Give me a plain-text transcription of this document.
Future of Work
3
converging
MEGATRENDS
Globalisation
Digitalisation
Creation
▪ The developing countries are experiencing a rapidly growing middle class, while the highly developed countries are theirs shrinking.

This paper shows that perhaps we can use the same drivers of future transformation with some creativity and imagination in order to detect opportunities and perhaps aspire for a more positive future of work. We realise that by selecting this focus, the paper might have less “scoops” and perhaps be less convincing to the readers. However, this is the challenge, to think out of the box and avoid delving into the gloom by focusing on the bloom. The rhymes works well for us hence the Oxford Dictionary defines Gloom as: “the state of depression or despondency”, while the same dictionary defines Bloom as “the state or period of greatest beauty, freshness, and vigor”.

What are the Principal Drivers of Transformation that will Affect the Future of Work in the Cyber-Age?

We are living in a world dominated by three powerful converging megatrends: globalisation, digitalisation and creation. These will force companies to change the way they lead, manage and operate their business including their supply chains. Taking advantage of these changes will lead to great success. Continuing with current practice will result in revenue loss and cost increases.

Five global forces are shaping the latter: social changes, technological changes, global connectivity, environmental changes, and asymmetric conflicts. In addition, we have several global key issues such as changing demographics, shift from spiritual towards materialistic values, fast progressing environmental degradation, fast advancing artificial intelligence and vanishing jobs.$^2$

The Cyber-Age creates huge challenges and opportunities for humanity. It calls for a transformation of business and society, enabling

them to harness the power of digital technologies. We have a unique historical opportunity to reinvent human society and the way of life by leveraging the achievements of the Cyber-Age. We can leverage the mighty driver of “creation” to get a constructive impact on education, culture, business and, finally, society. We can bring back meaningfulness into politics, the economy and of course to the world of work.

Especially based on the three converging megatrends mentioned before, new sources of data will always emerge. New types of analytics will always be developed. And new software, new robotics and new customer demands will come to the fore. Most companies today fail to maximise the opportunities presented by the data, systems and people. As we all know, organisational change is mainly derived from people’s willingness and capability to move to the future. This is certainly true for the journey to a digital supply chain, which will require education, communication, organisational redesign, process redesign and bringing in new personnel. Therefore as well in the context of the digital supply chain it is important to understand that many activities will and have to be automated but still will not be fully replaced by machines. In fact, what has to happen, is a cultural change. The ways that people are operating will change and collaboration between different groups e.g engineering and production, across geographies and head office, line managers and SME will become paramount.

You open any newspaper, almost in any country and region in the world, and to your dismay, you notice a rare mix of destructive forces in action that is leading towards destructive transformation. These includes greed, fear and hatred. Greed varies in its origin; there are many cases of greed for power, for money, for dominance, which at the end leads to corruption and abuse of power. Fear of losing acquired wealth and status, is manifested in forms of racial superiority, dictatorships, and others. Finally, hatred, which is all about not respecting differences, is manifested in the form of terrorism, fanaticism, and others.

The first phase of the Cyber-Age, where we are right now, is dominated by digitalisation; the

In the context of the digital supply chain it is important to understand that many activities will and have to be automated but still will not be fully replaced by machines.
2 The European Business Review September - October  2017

==

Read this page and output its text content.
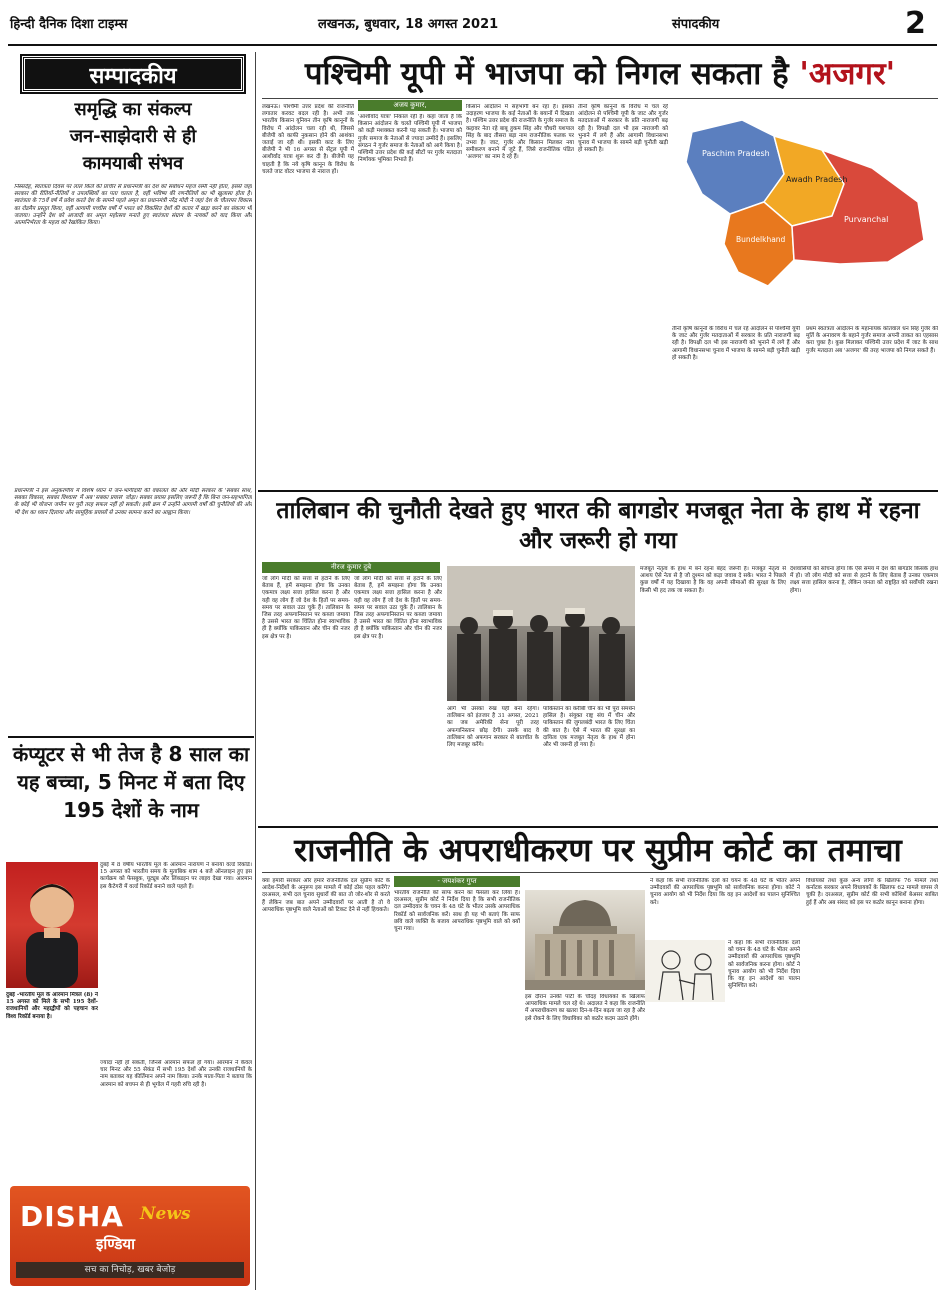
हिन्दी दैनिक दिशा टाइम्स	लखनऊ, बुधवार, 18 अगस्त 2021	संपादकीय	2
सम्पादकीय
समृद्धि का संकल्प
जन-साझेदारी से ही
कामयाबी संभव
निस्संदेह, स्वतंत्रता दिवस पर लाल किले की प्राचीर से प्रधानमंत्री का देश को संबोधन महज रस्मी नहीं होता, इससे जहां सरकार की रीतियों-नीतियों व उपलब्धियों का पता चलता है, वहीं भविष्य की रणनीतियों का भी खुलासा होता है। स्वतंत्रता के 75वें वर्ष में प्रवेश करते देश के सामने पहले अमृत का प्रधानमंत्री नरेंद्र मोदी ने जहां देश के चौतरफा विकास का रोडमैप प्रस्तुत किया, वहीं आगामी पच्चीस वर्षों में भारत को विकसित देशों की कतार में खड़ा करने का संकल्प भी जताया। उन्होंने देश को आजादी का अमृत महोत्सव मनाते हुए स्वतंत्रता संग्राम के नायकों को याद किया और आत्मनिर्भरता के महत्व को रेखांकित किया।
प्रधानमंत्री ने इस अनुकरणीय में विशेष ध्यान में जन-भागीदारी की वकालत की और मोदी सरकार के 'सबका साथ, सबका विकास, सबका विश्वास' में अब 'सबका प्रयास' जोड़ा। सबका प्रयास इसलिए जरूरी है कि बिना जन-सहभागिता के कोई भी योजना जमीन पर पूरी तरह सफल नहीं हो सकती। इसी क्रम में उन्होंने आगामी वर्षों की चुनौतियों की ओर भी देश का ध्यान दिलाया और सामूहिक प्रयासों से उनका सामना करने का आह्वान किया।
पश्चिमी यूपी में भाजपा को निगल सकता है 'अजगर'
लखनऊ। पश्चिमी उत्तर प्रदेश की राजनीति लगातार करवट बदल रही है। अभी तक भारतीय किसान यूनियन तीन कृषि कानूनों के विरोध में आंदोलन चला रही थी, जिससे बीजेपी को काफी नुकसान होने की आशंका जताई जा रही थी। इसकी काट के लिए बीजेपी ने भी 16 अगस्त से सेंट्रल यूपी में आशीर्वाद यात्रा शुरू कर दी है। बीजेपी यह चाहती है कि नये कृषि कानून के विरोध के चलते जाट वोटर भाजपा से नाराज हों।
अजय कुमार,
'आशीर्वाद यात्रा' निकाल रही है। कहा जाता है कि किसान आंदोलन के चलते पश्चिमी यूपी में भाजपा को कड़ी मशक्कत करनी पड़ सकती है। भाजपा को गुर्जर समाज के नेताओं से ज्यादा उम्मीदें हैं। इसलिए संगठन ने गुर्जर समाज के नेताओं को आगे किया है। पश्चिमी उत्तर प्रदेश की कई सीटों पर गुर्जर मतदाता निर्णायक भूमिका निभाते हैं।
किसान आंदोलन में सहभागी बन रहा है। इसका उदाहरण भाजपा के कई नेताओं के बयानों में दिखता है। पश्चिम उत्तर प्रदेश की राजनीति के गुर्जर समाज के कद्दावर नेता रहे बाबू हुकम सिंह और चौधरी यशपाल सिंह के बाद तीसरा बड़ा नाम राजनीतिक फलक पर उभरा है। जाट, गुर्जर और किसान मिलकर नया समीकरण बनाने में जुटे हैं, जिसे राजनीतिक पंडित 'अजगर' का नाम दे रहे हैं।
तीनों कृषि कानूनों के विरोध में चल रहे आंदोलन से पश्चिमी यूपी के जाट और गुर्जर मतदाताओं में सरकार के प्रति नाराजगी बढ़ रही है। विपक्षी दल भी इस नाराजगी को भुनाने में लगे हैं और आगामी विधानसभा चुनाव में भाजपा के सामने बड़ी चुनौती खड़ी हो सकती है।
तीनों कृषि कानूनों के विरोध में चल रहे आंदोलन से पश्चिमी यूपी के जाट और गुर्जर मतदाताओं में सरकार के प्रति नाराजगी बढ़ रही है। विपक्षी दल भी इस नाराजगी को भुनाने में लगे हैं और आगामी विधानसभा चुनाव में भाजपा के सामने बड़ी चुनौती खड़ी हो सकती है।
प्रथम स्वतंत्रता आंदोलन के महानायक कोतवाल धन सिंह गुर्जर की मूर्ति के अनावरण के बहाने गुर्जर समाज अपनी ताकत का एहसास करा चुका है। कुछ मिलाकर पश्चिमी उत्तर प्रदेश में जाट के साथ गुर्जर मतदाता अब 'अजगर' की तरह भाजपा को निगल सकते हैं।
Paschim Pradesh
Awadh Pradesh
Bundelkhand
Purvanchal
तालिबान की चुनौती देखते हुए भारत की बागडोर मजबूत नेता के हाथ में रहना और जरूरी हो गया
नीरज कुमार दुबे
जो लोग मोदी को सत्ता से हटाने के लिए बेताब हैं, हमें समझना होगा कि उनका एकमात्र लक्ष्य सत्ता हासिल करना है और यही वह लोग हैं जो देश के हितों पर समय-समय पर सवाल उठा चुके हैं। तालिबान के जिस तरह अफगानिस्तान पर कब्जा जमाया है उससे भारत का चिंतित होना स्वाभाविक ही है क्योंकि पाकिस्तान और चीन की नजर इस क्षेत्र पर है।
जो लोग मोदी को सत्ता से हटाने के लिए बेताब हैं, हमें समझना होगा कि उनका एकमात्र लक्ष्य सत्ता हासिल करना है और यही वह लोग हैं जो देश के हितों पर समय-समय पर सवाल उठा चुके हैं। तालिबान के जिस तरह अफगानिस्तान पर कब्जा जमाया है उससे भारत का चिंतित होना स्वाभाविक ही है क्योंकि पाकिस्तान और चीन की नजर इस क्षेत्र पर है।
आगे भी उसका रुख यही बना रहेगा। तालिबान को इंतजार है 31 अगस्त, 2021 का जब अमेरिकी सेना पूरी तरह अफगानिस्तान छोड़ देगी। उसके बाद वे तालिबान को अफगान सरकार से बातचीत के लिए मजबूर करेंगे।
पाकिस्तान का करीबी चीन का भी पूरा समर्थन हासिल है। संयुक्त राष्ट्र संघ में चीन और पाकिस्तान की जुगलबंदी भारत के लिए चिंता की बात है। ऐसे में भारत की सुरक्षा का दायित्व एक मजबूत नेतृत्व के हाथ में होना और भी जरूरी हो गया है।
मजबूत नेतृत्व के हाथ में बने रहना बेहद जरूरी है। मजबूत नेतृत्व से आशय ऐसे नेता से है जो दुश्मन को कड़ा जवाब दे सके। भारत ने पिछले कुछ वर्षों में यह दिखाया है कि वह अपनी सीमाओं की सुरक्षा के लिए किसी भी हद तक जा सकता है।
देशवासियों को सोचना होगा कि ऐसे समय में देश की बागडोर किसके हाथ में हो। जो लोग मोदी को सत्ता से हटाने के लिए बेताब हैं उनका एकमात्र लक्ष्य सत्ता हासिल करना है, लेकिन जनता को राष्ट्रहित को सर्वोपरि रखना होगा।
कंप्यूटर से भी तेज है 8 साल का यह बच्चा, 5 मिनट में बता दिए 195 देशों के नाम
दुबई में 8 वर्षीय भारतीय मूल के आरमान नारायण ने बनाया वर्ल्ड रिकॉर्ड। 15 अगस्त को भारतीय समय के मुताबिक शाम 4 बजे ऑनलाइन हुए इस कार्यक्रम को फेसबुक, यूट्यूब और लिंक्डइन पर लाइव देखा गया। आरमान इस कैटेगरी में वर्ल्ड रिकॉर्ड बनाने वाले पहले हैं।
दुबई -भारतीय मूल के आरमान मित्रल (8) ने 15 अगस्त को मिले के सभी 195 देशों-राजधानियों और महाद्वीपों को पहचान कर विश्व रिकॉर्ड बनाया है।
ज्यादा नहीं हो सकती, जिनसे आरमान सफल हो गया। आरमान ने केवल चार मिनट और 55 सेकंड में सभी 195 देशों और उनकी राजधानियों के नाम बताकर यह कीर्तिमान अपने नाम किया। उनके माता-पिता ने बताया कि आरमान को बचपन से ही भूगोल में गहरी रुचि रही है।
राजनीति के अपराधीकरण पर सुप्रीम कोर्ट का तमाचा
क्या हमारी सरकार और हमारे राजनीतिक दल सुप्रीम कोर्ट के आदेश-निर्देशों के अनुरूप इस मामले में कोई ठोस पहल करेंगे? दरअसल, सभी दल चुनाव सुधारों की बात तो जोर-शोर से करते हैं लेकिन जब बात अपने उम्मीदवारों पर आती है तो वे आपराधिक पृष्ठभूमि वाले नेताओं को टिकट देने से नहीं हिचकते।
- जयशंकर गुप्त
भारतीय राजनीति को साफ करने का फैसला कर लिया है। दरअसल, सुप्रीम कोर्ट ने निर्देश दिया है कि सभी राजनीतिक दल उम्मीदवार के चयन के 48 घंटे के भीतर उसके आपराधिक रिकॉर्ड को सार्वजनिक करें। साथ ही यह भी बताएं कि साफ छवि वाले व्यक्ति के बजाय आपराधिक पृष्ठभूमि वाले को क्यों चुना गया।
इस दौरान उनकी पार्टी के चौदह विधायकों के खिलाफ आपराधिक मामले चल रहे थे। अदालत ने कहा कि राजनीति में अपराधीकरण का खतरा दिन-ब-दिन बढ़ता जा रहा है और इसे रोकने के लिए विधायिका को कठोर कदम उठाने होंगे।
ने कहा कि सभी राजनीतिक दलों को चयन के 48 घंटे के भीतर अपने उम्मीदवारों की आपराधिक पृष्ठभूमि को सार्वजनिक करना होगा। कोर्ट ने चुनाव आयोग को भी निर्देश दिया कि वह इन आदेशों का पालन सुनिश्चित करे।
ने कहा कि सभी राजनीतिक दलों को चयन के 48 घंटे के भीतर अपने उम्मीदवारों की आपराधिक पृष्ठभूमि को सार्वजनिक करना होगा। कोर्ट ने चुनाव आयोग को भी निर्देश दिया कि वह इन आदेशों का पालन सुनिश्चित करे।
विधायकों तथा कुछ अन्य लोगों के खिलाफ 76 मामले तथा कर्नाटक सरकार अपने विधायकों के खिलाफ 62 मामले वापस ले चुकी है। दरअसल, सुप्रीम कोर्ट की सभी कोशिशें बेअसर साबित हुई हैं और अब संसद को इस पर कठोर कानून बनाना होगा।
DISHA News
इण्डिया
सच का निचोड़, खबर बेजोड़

TASK DIRECTIONS:
Find the string "लखनऊ" in the entries above and return each line that holds it.

REPLY:
हिन्दी दैनिक दिशा टाइम्स	लखनऊ, बुधवार, 18 अगस्त 2021	संपादकीय	2
लखनऊ। पश्चिमी उत्तर प्रदेश की राजनीति लगातार करवट बदल रही है। अभी तक भारतीय किसान यूनियन तीन कृषि कानूनों के विरोध में आंदोलन चला रही थी, जिससे बीजेपी को काफी नुकसान होने की आशंका जताई जा रही थी। इसकी काट के लिए बीजेपी ने भी 16 अगस्त से सेंट्रल यूपी में आशीर्वाद यात्रा शुरू कर दी है। बीजेपी यह चाहती है कि नये कृषि कानून के विरोध के चलते जाट वोटर भाजपा से नाराज हों।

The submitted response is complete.